PROVIDED ENTRIES »
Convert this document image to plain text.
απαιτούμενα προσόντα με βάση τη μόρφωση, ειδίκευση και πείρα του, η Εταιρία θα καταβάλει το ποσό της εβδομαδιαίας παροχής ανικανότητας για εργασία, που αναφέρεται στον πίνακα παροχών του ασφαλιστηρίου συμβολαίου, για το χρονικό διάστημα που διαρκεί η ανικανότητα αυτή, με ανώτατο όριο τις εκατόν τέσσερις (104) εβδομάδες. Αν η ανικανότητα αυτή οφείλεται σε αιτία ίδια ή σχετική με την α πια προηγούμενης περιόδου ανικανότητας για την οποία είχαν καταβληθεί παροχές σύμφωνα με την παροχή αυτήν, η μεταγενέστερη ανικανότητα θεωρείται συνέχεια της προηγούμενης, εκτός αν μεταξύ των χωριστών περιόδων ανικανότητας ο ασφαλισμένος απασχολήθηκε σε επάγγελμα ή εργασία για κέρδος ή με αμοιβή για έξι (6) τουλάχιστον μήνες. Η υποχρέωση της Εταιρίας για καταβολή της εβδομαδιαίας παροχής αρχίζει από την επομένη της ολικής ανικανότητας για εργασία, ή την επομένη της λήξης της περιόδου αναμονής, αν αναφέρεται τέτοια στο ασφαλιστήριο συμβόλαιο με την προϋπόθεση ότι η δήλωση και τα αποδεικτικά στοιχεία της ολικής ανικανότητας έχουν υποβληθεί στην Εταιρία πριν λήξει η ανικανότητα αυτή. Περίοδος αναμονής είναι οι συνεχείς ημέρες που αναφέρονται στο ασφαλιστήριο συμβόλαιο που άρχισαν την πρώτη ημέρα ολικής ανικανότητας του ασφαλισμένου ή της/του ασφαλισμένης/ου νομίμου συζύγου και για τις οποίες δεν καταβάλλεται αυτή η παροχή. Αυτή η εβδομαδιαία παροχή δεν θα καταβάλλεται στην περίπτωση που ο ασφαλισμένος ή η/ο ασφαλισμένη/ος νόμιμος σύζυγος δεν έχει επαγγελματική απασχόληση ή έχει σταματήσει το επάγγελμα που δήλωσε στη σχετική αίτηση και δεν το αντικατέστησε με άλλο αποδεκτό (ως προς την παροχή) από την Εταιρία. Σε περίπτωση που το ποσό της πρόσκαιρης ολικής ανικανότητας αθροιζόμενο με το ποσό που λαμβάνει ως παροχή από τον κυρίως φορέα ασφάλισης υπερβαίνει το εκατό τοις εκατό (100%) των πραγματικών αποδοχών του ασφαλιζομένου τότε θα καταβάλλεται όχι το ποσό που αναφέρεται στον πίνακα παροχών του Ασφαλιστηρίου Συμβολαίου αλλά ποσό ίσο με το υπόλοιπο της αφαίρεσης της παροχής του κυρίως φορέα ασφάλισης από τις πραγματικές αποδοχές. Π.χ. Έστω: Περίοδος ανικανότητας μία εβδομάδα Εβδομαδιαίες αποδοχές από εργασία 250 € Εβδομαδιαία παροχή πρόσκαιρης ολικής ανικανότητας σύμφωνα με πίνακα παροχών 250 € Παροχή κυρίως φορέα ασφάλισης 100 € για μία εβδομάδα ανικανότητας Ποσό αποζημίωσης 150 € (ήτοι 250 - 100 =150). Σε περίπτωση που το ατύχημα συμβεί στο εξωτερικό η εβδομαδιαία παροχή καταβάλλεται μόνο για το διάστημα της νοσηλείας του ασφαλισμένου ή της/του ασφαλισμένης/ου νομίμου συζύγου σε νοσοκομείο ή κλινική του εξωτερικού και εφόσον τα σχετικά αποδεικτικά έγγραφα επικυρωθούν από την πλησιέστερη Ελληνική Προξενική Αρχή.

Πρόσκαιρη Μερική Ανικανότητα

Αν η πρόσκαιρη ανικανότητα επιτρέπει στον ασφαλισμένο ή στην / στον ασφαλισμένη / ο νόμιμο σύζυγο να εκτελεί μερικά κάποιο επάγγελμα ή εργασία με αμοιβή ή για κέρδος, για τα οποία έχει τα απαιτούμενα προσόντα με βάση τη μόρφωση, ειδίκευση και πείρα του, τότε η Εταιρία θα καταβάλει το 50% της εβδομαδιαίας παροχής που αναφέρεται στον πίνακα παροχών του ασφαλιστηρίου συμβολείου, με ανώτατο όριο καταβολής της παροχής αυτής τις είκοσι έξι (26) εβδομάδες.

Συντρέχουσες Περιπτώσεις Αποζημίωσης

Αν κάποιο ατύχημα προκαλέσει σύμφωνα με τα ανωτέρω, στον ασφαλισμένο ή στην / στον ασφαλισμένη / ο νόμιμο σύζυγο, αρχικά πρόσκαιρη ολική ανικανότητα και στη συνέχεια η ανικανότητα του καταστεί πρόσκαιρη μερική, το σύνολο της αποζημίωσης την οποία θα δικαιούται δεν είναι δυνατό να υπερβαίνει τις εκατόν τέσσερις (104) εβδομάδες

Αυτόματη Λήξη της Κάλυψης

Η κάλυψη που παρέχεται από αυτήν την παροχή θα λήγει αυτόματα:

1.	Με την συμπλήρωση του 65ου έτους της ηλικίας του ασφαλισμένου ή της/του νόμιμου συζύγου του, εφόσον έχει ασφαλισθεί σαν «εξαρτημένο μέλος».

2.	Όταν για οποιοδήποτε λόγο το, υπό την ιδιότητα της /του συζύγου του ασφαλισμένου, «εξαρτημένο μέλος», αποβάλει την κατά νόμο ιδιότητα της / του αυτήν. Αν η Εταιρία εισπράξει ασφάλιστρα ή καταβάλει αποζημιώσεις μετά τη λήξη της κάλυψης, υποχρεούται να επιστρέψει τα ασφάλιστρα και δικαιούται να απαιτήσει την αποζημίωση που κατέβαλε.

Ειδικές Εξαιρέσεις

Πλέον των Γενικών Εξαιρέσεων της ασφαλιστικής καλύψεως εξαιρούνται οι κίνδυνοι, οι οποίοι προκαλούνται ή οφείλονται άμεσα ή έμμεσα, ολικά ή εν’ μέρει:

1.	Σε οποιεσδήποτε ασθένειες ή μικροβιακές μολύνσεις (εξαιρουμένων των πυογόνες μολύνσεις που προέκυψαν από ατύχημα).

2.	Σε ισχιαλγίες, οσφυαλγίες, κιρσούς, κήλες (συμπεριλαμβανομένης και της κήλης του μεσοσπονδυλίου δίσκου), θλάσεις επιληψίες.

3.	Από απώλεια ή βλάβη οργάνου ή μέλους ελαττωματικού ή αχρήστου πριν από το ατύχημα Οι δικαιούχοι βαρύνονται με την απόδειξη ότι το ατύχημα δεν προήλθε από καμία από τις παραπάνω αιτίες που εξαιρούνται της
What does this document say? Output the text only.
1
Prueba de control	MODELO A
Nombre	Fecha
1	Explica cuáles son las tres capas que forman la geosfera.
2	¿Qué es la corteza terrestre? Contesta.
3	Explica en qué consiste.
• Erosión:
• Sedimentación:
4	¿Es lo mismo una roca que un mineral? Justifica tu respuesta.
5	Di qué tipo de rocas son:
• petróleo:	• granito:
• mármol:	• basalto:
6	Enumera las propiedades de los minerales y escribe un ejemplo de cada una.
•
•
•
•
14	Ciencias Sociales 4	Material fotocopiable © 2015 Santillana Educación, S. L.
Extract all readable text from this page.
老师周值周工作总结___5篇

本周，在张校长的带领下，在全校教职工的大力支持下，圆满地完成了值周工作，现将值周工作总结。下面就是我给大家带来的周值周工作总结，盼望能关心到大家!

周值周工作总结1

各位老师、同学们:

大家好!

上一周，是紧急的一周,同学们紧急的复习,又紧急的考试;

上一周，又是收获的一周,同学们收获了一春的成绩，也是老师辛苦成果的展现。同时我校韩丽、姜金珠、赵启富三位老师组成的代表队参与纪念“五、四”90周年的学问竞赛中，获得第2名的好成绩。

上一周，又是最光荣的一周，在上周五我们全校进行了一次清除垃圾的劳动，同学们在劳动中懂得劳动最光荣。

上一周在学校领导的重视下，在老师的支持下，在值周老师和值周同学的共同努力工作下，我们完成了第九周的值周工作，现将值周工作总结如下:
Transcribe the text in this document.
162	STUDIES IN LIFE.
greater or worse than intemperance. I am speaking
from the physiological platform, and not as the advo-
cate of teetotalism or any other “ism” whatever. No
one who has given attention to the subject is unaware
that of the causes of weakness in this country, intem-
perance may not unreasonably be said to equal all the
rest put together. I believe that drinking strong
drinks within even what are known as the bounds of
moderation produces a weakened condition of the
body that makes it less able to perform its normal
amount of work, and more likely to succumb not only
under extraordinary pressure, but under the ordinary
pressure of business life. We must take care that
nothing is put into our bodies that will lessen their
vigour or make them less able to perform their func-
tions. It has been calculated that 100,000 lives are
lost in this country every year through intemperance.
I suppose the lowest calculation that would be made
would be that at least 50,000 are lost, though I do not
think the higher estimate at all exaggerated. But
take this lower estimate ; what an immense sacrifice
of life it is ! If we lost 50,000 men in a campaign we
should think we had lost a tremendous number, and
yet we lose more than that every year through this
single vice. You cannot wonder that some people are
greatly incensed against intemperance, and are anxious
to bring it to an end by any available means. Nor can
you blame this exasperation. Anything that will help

EXERCISE REQUIREMENTS » Return each line among the entries that holds the word "εξαρτημένο".

FINISHED ANSWER »
1.	Με την συμπλήρωση του 65ου έτους της ηλικίας του ασφαλισμένου ή της/του νόμιμου συζύγου του, εφόσον έχει ασφαλισθεί σαν «εξαρτημένο μέλος».
2.	Όταν για οποιοδήποτε λόγο το, υπό την ιδιότητα της /του συζύγου του ασφαλισμένου, «εξαρτημένο μέλος», αποβάλει την κατά νόμο ιδιότητα της / του αυτήν. Αν η Εταιρία εισπράξει ασφάλιστρα ή καταβάλει αποζημιώσεις μετά τη λήξη της κάλυψης, υποχρεούται να επιστρέψει τα ασφάλιστρα και δικαιούται να απαιτήσει την αποζημίωση που κατέβαλε.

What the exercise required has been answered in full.